▸ STATED EXERCISE A:
Reproduce word for word the passage of the excerpt about George Washington's journey, from "Throughout history, revolutions" up to and including "than two centuries.".
▸ STATED EXERCISE B:
Carry the excerpt about George Washington's journey further, picking up right after its final sentence.

▸ SUPPLIED TEXT:
Reasons for the First President’s peregrinations have become much more clear with H.R. Breen’s new book, George Washington's Journey, excerpted here.
Throughout history, revolutions have usually ended badly. The course of these events is all too familiar. After success on the battlefield, a sense of solidarity born of dreams of liberation and reform gives way to disappointment and fragmentation. We do not usually think of the American Revolution in these terms. After all, our revolution did not end badly. The American people not only achieved independence, but also established a constitutional republic that has survived for more than two centuries.
We owe a lot to George Washington for this striking achievement. During his first term as president of the United States, he recognized the critical need to preserve the original goals of the Revolution. Fearful that the promise of national independence would slip away, he insisted on creating a powerful union capable of overcoming internal division. George Washington's Journey recounts how he devised a boldly original plan to promote a strong central government during a time of political peril.
We study Washington's journey today to recapture a sense of national purpose and unity that has gone missing from the ongoing conversation between our country's elected leaders and the American people. It is true, of course, that Washington's appeal for solidarity often fell on deaf ears. Unlike him, we know what the future held for the country after his presidency. Civil war almost destroyed the union he worked so hard to preserve. Local concerns have repeatedly trumped comprehension of the common good. Political parties have stimulated heated debate, which sometimes has led to the utter paralysis of the government. Whatever the threats to the nation have been, Washington's travels remind us, now more than ever before, of the enduring need for the American people to pull together to recover the original promise of the Revolution. For us, that is his message.

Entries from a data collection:
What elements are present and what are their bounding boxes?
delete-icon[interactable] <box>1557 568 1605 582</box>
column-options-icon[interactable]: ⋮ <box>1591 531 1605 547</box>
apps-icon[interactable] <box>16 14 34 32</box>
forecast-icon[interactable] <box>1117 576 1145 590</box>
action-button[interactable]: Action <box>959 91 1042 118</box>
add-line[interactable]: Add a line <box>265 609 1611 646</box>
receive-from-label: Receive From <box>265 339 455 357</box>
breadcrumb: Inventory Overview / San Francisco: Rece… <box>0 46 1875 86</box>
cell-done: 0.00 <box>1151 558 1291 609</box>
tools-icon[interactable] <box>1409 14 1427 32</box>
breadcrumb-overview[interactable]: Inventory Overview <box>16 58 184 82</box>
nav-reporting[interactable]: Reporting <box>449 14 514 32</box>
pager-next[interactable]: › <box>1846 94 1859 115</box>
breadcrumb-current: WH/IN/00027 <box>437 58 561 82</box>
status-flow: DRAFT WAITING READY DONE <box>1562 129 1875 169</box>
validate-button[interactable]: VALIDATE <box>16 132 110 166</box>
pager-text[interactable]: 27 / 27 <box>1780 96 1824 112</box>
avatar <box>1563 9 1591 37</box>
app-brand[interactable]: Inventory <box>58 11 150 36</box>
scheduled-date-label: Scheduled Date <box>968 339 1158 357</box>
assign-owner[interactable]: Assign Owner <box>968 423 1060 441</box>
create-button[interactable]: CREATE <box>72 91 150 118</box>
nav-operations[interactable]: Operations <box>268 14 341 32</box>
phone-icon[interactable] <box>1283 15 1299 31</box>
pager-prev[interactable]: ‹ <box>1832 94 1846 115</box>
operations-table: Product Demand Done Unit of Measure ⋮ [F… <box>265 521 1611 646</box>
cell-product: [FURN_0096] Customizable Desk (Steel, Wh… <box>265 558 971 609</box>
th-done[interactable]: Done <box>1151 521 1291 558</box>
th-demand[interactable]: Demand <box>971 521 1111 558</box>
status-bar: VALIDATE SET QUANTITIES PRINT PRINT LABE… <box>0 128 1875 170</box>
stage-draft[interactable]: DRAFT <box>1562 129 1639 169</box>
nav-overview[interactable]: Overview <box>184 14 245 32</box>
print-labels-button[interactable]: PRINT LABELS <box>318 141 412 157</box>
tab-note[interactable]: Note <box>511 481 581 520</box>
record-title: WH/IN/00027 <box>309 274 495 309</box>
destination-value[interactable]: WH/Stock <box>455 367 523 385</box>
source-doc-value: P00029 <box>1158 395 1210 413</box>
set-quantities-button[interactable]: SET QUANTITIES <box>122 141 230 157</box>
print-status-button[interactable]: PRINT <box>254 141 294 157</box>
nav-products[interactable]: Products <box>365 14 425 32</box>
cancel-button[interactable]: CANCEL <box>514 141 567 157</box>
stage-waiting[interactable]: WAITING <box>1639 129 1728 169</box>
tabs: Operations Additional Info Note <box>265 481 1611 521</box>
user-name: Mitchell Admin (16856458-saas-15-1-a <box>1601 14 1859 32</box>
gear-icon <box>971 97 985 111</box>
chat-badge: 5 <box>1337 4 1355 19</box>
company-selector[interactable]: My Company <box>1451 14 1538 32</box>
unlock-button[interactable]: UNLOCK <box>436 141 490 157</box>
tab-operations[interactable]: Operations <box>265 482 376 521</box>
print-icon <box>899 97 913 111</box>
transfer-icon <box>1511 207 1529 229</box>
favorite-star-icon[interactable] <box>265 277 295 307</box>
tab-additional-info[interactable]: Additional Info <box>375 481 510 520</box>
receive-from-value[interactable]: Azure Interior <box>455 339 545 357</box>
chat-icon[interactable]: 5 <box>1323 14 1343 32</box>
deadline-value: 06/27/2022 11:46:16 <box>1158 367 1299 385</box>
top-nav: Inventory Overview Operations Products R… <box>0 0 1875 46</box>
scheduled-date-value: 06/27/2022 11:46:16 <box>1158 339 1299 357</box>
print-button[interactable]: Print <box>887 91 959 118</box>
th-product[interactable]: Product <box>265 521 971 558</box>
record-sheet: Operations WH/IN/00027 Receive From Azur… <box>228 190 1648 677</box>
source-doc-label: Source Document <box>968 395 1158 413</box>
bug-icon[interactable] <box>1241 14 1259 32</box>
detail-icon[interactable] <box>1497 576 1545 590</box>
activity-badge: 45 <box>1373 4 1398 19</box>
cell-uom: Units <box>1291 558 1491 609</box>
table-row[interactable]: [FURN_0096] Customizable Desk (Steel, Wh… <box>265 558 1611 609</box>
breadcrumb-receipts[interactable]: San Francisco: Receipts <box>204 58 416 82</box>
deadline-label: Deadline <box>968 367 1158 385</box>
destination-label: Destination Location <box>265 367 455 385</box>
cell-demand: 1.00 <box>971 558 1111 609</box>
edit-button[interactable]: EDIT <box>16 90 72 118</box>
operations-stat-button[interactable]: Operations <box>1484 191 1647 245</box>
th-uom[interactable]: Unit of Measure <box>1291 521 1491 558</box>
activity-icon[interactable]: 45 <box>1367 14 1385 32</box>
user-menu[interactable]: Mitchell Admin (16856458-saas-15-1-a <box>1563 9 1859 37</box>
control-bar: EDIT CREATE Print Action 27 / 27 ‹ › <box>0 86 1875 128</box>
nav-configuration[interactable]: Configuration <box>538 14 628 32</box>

▸ FINAL ANSWER A:
Throughout history, revolutions have usually ended badly. The course of these events is all too familiar. After success on the battlefield, a sense of solidarity born of dreams of liberation and reform gives way to disappointment and fragmentation. We do not usually think of the American Revolution in these terms. After all, our revolution did not end badly. The American people not only achieved independence, but also established a constitutional republic that has survived for more than two centuries.

▸ FINAL ANSWER B:
During his first days in office, Washington organized a journey that shaped how the American people perceived their relationship with the new federal government. Drawing on his immense popularity, Washing-ton envisioned an ambitious tour of the United States as a way to trans-form the abstract language of the Constitution into a powerful, highly personal argument for a strong union. At a key moment in our country's history when the very survival of the new system could not be taken for granted, he took to the road to discover what was on the minds of the American people and, more, share with them his own expansive vision for republican government in this country.
By reaching out to the people where they lived and worked, Washington invited ordinary men and women to imagine themselves not simply as victorious revolutionaries or as individuals who had managed briefly to establish a loose confederation of states, but, rather, as citizens of a powerful new republic. His decision sparked a far-reaching conversation about the future of the entire country that still echoes throughout the public forum. As he explained repeatedly, the success of the new nation was in the hands of the people. All they had to do, Washington declared, was to give their full support to the union for which they had fought.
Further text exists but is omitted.